____ DATA PROVIDED

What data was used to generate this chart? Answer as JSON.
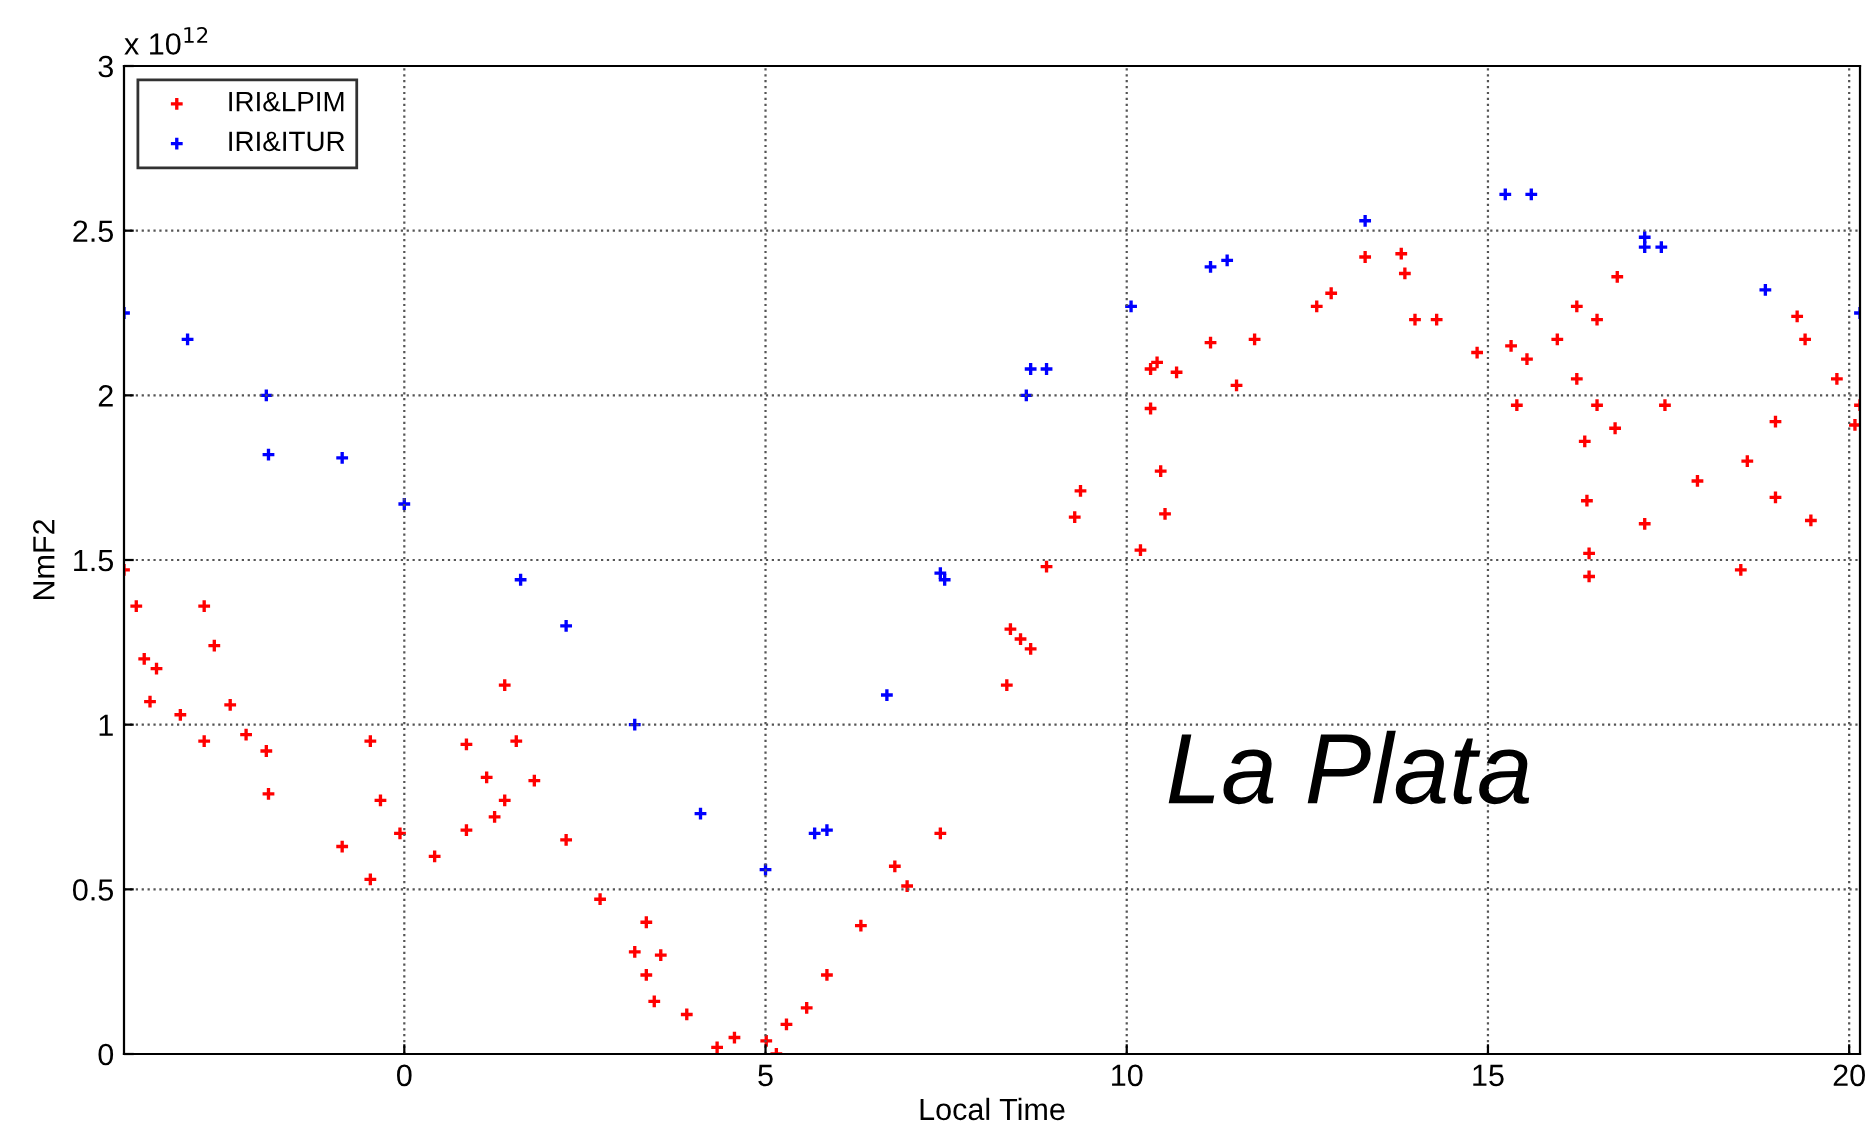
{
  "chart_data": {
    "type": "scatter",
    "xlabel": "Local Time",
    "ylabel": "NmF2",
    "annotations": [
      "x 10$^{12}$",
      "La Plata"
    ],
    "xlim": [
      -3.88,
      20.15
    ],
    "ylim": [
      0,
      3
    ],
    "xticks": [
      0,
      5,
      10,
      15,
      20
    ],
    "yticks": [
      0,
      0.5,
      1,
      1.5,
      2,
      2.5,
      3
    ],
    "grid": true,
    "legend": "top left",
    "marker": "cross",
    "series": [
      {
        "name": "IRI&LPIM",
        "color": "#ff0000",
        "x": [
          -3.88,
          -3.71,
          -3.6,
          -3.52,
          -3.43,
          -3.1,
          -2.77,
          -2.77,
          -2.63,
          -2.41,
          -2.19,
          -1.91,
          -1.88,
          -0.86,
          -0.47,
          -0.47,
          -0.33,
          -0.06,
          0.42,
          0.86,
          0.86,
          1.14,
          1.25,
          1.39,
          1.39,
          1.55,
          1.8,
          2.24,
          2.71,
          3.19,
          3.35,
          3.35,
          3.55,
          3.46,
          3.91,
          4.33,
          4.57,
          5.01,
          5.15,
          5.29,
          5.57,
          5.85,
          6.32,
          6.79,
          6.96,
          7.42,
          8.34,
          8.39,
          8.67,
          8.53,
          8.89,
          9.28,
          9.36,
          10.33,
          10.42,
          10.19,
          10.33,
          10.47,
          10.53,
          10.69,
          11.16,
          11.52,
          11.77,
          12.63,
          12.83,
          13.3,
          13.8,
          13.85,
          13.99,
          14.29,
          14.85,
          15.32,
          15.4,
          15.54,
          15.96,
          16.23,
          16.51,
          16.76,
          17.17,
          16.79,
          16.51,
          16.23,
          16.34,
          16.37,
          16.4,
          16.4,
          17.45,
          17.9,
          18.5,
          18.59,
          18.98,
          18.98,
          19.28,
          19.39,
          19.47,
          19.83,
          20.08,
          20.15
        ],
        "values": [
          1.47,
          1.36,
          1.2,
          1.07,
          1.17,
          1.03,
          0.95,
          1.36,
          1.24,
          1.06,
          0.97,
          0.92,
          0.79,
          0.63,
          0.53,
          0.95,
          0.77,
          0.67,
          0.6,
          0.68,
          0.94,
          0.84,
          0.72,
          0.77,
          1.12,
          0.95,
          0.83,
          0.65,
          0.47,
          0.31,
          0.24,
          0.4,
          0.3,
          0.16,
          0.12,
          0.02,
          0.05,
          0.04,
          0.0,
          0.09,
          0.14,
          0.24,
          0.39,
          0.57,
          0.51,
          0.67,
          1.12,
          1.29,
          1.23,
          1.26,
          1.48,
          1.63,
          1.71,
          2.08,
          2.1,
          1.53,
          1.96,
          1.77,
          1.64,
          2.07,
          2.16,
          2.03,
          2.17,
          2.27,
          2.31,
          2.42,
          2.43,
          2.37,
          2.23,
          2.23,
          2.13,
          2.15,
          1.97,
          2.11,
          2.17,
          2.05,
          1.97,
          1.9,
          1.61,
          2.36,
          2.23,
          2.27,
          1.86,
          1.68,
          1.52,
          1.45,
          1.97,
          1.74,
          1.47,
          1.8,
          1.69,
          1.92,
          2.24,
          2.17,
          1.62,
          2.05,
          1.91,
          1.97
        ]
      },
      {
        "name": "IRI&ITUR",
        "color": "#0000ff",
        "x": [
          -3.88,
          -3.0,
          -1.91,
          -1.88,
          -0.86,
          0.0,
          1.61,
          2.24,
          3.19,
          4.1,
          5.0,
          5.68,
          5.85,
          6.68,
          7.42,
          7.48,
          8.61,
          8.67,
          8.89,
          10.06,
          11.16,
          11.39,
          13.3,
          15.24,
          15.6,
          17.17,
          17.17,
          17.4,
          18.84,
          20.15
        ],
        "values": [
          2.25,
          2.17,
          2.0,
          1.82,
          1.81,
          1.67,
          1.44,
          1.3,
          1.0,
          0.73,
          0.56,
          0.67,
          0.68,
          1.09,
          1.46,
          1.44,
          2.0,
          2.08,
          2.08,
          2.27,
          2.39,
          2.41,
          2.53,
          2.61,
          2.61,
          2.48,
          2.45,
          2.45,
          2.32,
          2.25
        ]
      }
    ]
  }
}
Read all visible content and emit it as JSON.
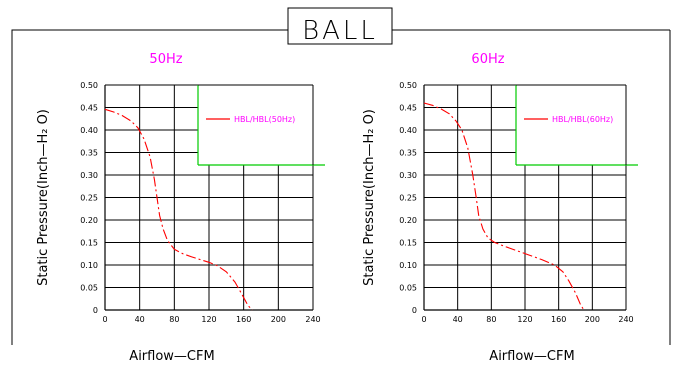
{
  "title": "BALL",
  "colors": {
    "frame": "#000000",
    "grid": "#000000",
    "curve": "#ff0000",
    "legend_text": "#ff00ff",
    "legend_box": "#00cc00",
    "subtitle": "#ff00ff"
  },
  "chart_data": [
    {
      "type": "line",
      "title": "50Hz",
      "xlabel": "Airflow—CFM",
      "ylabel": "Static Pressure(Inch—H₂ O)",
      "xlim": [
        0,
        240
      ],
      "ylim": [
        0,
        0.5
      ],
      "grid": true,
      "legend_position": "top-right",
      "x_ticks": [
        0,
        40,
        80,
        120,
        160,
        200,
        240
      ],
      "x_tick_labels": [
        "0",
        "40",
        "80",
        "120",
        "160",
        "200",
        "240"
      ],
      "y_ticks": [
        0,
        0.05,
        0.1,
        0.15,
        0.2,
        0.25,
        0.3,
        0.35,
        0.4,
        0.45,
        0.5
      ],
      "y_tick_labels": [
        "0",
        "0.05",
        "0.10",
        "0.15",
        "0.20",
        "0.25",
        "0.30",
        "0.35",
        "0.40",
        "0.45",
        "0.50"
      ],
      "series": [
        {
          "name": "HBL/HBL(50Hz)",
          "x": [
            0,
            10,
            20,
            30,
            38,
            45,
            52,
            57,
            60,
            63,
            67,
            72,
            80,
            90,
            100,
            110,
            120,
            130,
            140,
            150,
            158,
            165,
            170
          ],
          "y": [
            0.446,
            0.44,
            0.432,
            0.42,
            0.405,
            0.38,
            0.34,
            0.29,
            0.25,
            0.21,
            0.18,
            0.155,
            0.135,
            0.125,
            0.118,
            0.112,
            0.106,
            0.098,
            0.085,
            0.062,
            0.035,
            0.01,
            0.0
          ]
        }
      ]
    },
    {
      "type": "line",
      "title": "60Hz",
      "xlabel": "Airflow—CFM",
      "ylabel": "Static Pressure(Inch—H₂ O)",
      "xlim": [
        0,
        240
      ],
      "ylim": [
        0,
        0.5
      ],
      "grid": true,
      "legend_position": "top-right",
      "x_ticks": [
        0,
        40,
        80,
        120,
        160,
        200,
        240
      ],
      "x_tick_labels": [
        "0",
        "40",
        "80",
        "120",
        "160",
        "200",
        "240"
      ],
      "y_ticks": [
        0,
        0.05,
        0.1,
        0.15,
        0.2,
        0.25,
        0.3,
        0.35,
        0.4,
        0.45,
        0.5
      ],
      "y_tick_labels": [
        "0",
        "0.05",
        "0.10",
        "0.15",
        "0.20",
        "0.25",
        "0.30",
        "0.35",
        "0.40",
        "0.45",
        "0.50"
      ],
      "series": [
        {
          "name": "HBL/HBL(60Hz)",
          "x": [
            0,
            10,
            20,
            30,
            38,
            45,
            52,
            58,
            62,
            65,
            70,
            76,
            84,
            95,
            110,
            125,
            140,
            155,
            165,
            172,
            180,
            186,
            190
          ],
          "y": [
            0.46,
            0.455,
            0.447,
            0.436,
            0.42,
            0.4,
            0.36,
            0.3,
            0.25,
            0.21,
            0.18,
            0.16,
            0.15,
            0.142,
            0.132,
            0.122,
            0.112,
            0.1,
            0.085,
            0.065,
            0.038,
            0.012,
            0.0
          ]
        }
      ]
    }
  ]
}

________

• AIM: Pick out the lines containing the string "name" and show them.

• TASK SOLUTION:
        "name": "IRI&LPIM",
        "name": "IRI&ITUR",
          "name": "HBL/HBL(50Hz)",
          "name": "HBL/HBL(60Hz)",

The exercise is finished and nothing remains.